What is asked
Look for the word "name" in the entries below, then copy every line that has it.

# START OF Material supplied

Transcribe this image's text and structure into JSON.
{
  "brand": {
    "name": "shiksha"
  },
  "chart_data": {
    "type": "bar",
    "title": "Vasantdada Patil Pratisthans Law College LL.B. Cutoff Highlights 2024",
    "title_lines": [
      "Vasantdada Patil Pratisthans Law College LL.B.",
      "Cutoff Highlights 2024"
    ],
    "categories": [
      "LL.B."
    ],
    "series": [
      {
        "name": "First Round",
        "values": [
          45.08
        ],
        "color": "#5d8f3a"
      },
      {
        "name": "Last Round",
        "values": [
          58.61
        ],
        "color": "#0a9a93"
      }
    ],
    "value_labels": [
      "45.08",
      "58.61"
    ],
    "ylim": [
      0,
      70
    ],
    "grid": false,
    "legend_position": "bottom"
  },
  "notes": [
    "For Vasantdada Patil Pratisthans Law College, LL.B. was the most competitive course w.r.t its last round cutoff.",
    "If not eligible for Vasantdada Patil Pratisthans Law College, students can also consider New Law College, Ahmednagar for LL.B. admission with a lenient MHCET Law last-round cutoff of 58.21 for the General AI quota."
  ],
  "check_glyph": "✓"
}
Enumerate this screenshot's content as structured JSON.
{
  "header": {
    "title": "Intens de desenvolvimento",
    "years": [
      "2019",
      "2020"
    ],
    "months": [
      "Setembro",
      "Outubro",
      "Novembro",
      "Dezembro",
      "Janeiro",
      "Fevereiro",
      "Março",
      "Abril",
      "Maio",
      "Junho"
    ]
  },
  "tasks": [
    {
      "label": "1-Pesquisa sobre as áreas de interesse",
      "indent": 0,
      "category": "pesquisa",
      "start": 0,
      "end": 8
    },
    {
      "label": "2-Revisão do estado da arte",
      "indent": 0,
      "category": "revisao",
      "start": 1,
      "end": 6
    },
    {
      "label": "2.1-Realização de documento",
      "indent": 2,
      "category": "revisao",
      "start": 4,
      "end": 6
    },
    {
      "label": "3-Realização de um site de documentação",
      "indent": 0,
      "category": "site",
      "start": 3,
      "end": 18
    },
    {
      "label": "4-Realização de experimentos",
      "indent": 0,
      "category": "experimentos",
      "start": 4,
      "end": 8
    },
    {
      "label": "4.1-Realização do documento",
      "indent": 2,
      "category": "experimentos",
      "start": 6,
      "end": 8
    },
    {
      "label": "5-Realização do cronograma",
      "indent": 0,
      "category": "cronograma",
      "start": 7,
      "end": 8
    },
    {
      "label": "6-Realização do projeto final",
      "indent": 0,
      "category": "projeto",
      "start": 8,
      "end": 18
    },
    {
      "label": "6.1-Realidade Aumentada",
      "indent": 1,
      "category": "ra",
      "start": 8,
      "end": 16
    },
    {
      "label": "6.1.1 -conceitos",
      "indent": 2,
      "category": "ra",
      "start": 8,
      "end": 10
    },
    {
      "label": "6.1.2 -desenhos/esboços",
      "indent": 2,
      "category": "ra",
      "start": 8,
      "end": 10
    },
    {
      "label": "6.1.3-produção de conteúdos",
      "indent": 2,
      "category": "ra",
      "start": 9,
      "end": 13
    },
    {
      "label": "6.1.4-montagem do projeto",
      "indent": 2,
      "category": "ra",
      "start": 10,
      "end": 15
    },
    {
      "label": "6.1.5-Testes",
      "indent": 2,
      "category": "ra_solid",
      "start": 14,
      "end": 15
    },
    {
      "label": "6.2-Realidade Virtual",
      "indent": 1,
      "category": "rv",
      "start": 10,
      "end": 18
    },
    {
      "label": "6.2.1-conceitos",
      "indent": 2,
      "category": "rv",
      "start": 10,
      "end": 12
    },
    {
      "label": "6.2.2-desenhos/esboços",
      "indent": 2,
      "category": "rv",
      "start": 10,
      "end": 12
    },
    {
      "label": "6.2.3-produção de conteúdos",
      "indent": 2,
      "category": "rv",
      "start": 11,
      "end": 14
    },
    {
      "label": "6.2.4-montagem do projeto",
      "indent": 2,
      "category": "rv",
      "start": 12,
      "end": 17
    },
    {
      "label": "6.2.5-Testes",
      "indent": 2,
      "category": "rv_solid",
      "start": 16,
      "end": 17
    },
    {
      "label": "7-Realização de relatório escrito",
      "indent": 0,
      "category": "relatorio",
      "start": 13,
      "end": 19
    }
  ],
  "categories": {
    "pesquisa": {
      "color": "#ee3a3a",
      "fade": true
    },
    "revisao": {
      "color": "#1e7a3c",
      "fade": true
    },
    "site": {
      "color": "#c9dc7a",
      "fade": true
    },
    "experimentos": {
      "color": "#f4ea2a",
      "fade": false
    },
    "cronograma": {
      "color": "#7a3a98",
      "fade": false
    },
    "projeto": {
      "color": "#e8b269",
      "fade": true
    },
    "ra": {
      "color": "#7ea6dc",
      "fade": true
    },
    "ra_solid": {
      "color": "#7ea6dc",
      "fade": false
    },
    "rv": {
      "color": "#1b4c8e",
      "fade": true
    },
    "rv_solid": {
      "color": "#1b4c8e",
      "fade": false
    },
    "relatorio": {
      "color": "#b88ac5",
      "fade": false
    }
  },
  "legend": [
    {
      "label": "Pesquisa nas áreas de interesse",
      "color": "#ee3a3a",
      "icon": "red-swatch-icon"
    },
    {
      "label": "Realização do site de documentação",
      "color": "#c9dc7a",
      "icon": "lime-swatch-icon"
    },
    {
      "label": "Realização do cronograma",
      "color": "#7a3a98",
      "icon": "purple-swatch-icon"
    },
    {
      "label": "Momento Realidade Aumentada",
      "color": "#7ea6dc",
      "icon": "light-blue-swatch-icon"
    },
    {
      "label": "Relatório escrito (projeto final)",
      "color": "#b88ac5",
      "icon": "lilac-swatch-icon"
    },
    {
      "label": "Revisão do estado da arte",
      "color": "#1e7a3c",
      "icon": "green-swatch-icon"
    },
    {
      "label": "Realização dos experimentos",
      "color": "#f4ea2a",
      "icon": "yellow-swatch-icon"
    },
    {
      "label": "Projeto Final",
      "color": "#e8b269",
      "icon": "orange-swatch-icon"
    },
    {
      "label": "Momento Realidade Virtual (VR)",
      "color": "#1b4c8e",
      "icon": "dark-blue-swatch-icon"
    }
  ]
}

# END OF Material supplied

Exercise result
    "name": "shiksha"
        "name": "First Round",
        "name": "Last Round",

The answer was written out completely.